Work to be completed: Report every line from the material that contains the word "Weighted".

Rows from a figure dataset

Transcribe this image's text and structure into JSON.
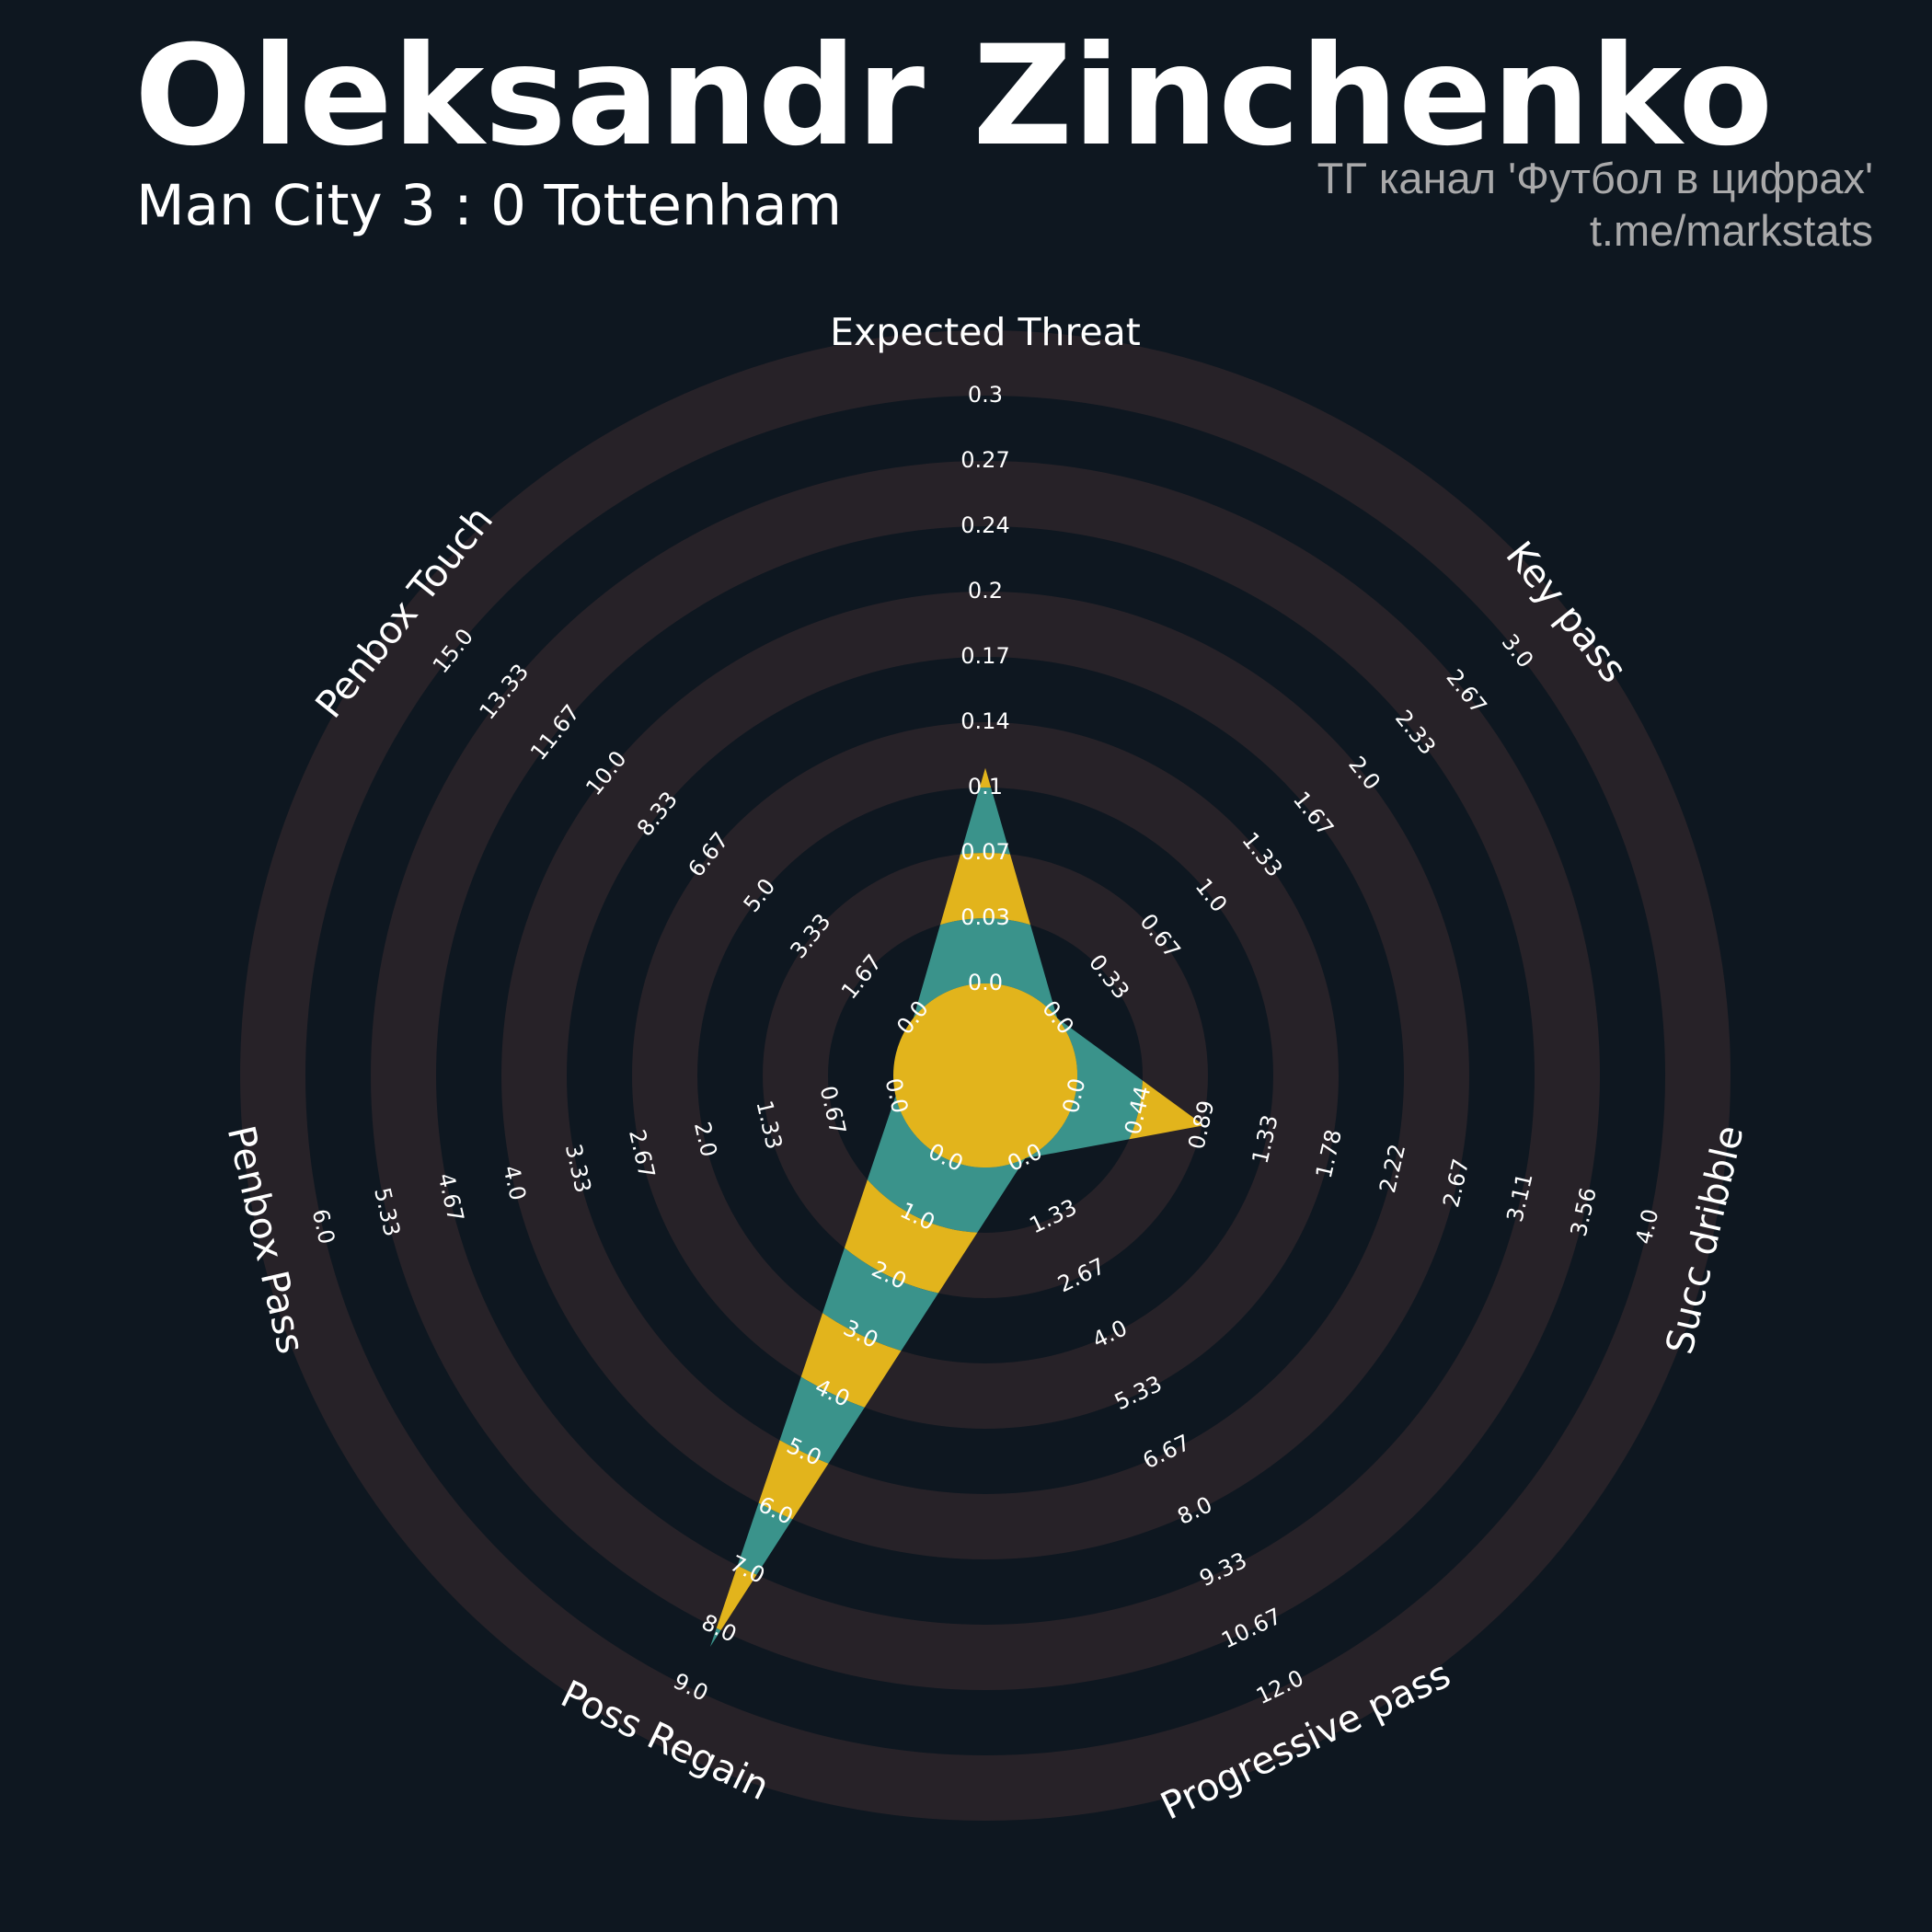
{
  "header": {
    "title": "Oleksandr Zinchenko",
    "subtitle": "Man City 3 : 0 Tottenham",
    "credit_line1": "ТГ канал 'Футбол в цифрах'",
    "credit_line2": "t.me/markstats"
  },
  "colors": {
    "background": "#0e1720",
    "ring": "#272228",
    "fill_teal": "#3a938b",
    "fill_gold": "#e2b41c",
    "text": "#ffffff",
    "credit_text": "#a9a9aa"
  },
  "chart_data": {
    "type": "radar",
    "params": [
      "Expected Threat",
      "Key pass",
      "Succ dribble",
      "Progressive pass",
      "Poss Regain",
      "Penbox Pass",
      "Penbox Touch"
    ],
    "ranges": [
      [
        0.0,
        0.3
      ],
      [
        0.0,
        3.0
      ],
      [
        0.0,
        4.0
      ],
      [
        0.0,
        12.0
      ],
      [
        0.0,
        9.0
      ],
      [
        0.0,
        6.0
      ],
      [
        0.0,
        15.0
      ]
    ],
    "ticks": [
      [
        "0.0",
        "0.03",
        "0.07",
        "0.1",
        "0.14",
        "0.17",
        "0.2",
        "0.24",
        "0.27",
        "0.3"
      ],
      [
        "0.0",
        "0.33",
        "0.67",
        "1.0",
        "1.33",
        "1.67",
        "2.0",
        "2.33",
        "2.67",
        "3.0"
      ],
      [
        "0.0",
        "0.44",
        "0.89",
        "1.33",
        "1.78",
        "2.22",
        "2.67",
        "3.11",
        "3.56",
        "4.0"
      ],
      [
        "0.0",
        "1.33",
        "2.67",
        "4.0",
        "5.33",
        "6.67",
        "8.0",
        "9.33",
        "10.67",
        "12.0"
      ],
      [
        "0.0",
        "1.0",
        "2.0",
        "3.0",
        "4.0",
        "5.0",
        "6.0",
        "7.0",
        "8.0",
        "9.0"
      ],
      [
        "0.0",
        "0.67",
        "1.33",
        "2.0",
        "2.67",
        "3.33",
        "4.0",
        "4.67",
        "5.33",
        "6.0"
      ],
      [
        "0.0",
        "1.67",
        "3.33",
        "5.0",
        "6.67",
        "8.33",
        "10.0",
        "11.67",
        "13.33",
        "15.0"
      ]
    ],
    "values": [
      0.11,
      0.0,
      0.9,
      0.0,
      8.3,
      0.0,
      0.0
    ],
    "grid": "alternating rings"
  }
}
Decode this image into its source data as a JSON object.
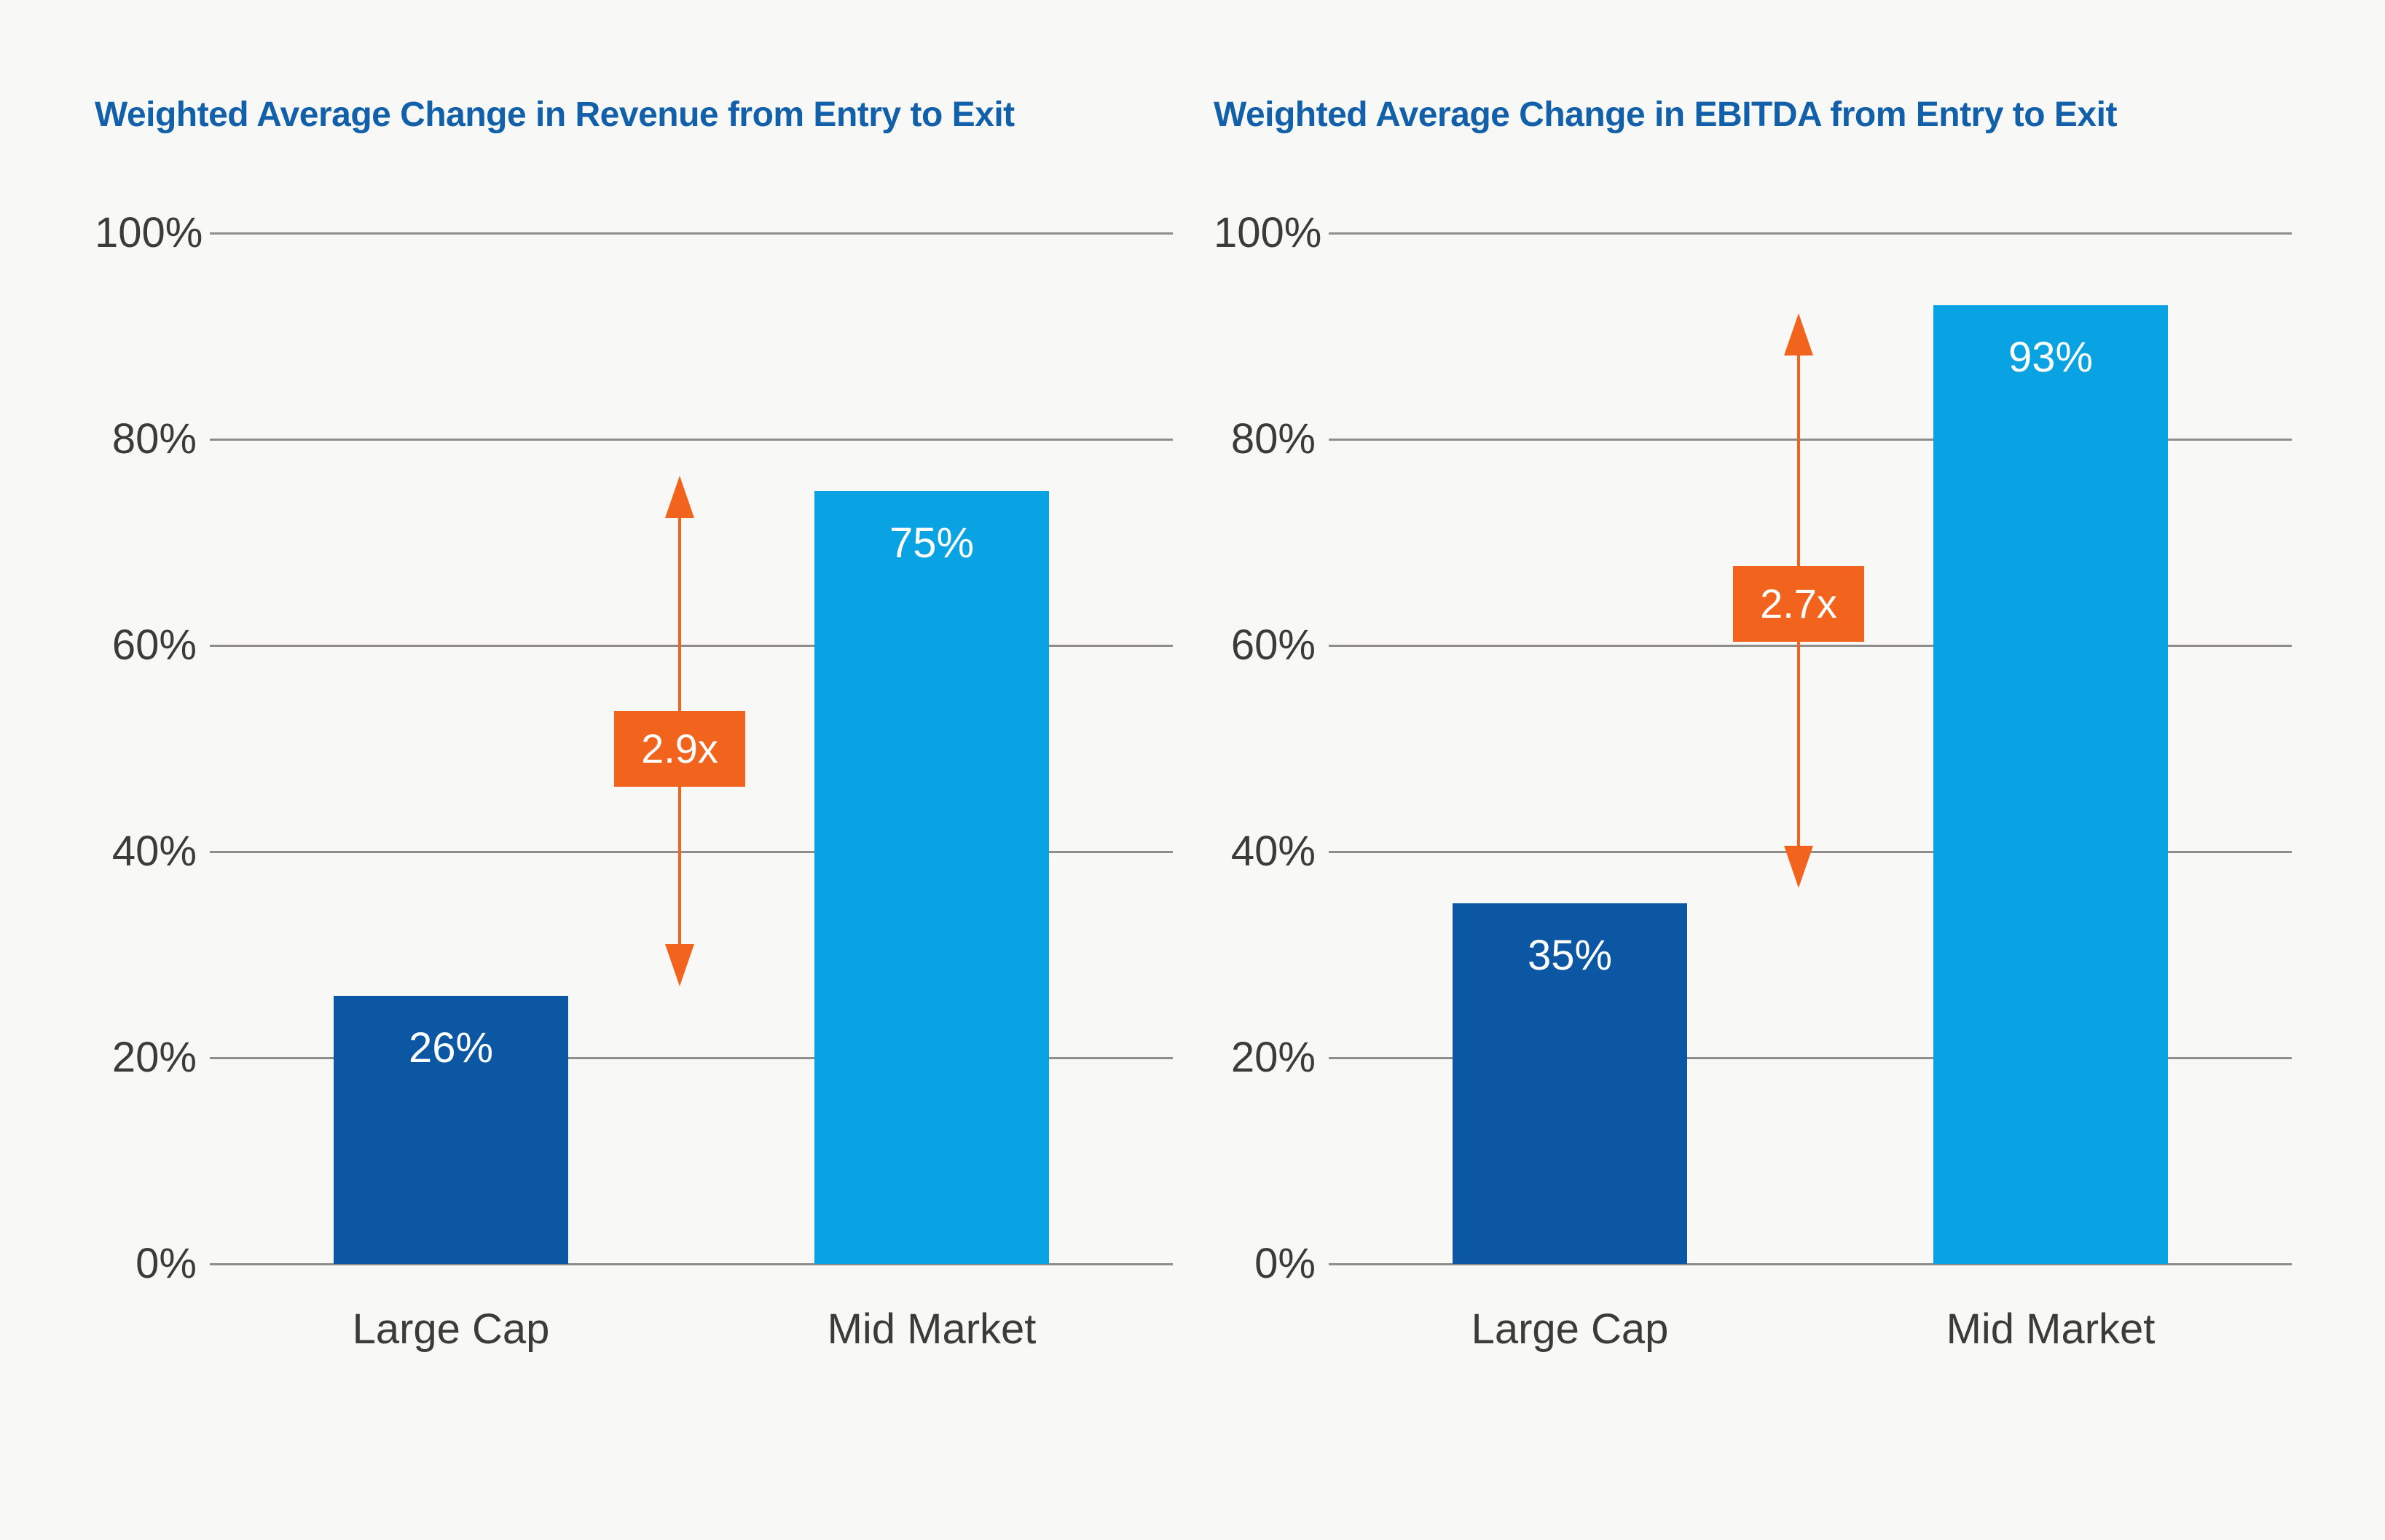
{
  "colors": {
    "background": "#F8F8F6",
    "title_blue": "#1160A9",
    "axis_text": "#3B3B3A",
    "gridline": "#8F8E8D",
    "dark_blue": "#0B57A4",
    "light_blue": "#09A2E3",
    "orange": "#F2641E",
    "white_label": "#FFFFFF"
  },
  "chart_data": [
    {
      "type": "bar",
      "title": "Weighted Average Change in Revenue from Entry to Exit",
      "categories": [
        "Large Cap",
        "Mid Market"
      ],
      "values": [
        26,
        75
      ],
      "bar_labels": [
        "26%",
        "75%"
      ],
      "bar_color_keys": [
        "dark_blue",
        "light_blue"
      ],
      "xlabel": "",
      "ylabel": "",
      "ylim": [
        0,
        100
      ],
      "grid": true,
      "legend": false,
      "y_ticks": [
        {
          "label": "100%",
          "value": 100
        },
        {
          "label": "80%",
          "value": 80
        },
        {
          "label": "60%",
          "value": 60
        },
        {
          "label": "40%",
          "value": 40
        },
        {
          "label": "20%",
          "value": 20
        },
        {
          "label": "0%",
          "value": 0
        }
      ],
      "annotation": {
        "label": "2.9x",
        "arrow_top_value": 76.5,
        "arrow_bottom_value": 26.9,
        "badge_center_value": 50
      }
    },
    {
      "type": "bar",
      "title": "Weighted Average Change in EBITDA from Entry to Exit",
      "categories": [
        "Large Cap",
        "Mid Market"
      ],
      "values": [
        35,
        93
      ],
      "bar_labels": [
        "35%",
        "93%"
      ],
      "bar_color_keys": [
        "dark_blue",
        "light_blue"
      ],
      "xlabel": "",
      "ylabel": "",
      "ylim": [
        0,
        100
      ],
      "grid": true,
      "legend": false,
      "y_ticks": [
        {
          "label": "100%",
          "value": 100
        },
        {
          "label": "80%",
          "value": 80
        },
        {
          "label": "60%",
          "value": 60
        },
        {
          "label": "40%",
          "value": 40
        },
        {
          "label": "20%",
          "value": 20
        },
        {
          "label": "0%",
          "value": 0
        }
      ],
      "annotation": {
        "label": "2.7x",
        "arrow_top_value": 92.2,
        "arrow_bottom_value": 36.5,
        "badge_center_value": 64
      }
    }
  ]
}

Task response:
      "title": "Weighted Average Change in Revenue from Entry to Exit",
      "title": "Weighted Average Change in EBITDA from Entry to Exit",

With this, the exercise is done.